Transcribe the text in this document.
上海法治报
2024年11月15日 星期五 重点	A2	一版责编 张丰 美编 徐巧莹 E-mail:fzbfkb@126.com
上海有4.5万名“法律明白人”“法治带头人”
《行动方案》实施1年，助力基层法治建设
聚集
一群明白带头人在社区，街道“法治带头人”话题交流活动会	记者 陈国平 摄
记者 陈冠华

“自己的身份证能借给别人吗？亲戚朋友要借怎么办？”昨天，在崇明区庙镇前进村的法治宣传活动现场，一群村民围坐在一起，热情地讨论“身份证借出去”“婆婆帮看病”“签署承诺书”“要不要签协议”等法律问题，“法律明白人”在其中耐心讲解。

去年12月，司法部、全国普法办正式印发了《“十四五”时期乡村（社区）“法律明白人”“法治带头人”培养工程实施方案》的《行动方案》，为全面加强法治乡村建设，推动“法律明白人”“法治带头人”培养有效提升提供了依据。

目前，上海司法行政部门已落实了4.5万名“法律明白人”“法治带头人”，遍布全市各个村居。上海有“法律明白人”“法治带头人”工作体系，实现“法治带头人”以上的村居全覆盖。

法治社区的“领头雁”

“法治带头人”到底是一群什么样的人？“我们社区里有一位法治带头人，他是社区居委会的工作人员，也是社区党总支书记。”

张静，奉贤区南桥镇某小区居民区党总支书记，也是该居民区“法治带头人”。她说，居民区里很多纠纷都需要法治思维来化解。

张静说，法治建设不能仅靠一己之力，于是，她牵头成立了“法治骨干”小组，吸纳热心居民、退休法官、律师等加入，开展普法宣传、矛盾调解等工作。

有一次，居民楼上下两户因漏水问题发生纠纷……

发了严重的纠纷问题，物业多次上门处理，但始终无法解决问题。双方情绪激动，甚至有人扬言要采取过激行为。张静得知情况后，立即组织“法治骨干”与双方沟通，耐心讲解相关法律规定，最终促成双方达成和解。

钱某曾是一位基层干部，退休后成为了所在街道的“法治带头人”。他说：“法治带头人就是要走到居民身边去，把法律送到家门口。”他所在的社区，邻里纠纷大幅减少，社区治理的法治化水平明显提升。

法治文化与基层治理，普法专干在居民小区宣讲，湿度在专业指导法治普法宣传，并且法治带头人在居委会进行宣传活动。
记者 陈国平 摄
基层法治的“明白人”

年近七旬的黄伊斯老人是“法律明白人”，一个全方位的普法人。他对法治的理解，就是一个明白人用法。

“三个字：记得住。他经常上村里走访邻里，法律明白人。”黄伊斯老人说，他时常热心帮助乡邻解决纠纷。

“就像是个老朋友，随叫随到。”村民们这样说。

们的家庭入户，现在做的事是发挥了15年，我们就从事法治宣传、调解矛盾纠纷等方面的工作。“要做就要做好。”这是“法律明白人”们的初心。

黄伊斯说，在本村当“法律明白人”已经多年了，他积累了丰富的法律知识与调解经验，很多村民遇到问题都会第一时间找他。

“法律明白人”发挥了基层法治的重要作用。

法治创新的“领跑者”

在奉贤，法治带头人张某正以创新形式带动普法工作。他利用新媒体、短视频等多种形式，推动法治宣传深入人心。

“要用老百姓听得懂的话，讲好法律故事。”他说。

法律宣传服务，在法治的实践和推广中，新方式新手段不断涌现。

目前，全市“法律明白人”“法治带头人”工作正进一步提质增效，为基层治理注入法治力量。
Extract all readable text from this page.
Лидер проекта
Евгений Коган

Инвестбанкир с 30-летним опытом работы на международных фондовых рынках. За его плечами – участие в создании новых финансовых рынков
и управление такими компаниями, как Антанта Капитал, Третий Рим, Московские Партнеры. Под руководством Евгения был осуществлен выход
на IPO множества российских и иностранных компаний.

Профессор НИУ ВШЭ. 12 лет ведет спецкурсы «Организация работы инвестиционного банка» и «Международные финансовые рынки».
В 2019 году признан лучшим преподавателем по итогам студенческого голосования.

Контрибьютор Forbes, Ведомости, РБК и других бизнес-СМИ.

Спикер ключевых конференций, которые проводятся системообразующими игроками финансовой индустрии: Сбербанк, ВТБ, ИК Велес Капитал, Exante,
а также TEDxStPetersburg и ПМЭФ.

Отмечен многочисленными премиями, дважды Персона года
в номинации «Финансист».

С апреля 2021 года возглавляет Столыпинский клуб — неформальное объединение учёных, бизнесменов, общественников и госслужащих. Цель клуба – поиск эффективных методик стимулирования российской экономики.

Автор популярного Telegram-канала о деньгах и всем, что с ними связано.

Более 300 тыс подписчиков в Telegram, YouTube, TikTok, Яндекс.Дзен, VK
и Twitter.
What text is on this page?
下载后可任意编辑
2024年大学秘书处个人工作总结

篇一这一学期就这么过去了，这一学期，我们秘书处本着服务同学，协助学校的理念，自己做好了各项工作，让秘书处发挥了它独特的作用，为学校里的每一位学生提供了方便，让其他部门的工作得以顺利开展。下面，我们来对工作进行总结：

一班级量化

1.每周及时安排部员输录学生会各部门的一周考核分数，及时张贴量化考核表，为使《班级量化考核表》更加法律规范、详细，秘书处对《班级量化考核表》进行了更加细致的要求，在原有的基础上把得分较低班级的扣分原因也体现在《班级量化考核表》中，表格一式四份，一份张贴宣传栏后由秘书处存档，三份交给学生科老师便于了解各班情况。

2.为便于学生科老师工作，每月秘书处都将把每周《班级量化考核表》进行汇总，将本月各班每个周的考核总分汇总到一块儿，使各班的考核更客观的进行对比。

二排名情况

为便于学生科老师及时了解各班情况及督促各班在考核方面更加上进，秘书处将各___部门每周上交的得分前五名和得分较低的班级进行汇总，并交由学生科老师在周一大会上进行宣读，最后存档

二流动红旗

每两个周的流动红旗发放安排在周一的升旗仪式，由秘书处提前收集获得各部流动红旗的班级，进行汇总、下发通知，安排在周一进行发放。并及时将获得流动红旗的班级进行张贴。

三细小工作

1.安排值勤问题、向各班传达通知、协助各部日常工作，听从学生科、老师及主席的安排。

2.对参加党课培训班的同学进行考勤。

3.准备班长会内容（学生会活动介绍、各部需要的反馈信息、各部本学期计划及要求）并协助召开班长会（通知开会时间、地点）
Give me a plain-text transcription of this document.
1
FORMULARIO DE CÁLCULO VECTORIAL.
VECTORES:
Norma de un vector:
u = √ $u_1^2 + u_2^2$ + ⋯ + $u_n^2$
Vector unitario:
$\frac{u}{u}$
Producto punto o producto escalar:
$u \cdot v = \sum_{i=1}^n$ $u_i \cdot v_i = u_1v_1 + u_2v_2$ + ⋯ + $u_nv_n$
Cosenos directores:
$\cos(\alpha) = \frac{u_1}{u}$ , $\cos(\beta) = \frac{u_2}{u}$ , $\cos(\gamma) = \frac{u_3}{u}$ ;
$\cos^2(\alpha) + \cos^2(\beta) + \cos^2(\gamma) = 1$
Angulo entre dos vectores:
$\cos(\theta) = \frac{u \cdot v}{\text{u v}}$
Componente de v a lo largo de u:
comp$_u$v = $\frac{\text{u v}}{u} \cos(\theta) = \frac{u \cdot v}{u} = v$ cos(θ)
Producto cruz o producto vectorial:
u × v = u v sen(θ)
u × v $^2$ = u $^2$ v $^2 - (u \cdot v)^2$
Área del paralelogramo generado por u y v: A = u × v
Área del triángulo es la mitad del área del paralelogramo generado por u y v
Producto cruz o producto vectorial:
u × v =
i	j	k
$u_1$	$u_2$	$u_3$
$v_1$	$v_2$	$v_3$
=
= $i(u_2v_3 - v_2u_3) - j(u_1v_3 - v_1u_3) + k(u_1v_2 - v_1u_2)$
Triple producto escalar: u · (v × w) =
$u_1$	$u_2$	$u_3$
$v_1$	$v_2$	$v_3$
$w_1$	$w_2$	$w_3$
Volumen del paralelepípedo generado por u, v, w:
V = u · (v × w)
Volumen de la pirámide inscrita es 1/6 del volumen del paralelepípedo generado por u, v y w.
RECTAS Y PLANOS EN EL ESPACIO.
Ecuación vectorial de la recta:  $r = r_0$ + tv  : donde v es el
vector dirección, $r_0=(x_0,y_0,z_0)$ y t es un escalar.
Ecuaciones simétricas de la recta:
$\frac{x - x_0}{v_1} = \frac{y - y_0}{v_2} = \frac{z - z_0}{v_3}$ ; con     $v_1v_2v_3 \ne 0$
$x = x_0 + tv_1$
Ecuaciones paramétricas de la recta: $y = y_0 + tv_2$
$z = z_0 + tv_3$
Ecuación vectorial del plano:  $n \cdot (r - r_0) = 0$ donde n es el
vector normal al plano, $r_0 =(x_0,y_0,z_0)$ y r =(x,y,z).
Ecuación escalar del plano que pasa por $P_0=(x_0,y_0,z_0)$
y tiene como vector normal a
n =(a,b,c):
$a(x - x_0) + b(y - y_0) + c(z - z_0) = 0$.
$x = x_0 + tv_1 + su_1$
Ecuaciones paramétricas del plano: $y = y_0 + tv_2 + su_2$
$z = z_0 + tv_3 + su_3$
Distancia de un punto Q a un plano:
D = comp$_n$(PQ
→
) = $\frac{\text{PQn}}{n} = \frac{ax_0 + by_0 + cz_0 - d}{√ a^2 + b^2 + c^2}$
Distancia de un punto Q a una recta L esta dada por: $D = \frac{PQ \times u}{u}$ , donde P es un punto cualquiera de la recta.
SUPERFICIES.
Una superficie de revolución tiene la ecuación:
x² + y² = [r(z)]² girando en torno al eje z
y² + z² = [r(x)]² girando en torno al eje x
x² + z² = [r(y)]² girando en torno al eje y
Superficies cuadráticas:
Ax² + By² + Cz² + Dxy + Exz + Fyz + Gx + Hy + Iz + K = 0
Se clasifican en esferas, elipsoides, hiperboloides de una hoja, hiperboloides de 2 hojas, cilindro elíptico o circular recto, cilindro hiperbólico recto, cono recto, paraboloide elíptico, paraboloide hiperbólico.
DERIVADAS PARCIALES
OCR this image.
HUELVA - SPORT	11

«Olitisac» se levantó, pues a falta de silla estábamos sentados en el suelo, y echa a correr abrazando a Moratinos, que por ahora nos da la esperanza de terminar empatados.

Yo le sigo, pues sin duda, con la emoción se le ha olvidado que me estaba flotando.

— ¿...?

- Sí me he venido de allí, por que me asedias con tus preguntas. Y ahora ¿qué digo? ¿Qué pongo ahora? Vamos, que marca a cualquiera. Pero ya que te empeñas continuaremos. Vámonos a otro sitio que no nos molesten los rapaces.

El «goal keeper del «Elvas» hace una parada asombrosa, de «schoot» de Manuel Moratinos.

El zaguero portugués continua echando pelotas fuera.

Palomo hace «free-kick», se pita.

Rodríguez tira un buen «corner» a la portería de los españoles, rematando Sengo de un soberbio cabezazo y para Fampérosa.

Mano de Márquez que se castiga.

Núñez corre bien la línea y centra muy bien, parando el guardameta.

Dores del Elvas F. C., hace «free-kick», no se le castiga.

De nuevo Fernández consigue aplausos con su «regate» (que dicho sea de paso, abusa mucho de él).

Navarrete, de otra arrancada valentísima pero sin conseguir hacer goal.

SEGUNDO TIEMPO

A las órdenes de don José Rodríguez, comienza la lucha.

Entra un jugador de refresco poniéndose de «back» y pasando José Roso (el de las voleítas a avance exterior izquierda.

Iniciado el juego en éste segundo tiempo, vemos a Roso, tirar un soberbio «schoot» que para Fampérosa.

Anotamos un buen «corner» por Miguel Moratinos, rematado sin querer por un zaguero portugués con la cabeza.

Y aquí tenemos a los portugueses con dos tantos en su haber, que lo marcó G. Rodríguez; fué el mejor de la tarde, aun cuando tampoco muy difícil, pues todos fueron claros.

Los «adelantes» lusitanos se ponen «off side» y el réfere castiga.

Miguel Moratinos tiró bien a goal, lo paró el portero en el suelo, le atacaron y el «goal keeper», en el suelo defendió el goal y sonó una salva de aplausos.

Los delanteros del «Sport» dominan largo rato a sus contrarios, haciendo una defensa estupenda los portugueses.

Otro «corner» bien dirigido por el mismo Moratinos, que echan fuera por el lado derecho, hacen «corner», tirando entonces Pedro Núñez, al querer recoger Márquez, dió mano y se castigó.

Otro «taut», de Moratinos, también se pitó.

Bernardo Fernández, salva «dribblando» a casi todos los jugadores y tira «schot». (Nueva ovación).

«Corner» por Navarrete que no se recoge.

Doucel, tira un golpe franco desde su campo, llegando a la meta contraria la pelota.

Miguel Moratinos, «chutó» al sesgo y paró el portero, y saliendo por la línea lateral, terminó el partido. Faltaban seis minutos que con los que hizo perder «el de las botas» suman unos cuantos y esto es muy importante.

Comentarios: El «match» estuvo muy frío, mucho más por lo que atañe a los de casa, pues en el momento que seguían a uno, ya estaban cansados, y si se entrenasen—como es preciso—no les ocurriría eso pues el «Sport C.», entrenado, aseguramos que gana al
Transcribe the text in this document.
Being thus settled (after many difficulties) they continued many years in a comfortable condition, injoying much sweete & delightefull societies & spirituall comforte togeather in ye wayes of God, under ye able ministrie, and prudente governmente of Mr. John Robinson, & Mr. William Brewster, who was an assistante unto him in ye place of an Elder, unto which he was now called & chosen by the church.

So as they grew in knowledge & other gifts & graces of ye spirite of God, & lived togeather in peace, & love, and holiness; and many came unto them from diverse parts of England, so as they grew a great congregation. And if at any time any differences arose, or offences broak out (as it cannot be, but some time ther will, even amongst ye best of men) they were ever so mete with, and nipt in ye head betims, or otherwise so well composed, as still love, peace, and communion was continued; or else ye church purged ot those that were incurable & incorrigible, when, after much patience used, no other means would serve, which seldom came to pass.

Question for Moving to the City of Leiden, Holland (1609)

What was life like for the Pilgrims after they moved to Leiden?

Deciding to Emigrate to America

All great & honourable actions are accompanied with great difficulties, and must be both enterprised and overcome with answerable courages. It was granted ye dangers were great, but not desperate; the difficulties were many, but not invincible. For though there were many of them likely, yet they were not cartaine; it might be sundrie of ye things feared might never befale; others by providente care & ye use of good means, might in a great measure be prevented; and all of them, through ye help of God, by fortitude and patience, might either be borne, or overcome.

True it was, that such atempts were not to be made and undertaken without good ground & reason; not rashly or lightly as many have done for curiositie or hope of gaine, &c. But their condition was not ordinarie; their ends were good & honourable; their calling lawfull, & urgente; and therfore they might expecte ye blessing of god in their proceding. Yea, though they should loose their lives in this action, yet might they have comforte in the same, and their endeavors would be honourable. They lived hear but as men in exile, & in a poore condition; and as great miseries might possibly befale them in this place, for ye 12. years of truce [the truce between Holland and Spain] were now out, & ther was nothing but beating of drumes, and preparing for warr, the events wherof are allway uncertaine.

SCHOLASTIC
* * * * * * *
● **WHAT YOU HAVE TO DO**: Pick out each line containing the string "fuera" and copy it.

● **SOLVED PROBLEM**:
El zaguero portugués continua echando pelotas fuera.
Otro «corner» bien dirigido por el mismo Moratinos, que echan fuera por el lado derecho, hacen «corner», tirando entonces Pedro Núñez, al querer recoger Márquez, dió mano y se castigó.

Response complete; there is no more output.